— start of Data to process —

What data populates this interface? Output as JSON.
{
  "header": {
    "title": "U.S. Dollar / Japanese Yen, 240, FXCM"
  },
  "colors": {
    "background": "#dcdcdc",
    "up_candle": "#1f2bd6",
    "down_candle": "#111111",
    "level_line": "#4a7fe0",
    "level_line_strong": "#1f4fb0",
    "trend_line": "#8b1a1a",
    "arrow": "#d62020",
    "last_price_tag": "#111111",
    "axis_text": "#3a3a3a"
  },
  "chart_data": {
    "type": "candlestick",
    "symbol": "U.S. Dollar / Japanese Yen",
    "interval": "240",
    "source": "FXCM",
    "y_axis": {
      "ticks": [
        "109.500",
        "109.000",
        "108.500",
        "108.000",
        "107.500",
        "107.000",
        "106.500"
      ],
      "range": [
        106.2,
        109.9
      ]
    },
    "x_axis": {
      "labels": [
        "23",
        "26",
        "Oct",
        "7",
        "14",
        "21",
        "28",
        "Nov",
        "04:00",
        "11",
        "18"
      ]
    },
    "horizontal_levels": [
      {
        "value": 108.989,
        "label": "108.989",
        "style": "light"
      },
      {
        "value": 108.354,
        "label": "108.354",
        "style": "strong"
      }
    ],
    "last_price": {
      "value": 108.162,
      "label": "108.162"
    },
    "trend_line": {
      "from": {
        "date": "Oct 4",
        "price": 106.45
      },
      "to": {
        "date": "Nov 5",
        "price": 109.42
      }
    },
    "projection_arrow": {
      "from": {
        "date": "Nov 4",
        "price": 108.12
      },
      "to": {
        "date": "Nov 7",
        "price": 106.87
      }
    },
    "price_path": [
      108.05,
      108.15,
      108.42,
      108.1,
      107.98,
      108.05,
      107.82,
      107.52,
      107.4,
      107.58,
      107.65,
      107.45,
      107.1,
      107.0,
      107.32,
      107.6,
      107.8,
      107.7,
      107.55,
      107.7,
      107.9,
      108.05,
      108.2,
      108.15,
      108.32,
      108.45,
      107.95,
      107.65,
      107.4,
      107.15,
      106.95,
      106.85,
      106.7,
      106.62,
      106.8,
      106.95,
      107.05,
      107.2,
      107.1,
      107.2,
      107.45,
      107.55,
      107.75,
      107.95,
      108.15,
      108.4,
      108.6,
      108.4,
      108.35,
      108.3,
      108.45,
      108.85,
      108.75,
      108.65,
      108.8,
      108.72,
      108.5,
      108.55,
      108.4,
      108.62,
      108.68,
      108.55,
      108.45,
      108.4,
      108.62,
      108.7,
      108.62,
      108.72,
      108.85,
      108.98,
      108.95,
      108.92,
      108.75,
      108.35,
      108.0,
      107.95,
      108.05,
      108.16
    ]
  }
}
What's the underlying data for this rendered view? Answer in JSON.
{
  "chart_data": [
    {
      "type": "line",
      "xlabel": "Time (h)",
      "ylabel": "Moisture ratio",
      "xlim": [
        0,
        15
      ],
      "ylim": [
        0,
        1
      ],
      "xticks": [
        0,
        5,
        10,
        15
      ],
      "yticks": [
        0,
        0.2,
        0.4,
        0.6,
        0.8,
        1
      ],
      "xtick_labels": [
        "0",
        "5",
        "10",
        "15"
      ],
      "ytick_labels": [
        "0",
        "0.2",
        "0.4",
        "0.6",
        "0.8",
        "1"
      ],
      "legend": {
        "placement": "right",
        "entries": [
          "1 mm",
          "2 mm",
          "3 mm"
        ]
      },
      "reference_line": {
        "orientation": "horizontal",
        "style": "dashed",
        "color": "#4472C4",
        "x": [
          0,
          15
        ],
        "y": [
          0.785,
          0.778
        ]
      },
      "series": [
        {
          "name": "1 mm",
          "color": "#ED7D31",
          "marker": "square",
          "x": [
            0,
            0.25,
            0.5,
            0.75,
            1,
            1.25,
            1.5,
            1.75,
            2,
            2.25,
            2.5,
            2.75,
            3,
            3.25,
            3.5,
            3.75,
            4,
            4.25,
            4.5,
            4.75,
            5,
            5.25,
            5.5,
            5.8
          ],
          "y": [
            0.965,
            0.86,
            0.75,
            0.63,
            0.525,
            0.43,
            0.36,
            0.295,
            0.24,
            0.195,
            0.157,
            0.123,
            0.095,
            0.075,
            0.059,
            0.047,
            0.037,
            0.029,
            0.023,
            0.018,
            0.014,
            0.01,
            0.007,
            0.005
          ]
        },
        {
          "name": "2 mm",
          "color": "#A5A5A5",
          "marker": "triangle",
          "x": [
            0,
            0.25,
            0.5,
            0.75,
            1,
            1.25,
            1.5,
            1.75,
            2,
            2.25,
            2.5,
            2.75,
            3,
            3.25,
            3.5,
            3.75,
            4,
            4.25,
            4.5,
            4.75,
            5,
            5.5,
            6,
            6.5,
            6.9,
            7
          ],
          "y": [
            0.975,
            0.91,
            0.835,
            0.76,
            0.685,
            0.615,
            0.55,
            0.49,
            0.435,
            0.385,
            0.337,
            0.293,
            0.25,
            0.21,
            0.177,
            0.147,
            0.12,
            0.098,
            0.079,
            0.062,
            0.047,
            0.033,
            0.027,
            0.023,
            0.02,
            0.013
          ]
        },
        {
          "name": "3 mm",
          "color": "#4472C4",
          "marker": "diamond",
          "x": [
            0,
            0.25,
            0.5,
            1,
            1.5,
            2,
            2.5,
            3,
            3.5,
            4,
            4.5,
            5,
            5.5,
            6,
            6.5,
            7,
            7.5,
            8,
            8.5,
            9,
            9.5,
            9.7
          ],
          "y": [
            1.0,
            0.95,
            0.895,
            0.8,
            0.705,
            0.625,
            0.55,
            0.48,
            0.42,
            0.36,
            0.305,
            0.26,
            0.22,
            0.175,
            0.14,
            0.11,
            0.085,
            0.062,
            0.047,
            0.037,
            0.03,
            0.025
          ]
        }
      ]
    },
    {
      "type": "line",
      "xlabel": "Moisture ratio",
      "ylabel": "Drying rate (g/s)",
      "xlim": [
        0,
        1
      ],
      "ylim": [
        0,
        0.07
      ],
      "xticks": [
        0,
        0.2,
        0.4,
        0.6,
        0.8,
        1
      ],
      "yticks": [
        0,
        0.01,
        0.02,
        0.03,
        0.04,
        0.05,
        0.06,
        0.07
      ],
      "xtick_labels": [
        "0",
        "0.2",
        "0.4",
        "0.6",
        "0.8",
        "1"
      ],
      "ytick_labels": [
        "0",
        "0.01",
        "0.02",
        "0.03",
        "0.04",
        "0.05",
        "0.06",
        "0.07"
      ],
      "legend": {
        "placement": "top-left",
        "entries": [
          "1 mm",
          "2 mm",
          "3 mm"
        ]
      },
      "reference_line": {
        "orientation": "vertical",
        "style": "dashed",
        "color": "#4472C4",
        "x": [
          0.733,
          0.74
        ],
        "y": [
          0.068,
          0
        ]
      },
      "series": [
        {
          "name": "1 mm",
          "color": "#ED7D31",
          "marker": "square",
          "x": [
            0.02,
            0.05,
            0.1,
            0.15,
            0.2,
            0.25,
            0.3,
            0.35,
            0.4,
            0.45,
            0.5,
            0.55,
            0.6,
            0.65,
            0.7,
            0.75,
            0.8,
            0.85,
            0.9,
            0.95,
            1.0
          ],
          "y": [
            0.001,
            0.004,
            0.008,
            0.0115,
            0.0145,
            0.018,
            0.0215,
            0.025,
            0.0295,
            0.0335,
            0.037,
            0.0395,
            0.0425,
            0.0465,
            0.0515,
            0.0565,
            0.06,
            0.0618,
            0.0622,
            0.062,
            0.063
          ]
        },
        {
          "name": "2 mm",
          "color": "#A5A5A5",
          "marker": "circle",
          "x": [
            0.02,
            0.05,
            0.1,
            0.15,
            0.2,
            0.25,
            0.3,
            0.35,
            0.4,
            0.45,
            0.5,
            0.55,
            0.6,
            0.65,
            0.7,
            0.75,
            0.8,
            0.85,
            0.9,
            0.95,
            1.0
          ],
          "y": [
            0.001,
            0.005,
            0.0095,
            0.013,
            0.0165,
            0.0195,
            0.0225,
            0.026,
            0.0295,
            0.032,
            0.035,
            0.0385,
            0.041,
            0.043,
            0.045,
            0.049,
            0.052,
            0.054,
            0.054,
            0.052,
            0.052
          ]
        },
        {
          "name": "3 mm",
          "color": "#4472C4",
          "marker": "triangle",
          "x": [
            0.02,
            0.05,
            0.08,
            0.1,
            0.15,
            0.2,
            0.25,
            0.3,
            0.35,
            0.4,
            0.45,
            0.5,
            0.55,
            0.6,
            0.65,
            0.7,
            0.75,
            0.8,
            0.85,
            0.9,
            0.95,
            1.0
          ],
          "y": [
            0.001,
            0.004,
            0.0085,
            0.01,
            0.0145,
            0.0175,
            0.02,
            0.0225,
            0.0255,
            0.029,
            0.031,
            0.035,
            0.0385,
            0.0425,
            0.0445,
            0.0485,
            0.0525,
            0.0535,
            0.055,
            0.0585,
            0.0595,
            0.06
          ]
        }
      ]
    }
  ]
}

— end of Data to process —

From the entries above, return each line with the word "style" in it.

> _Full solution_:
        "style": "light"
        "style": "strong"
        "style": "dashed",
        "style": "dashed",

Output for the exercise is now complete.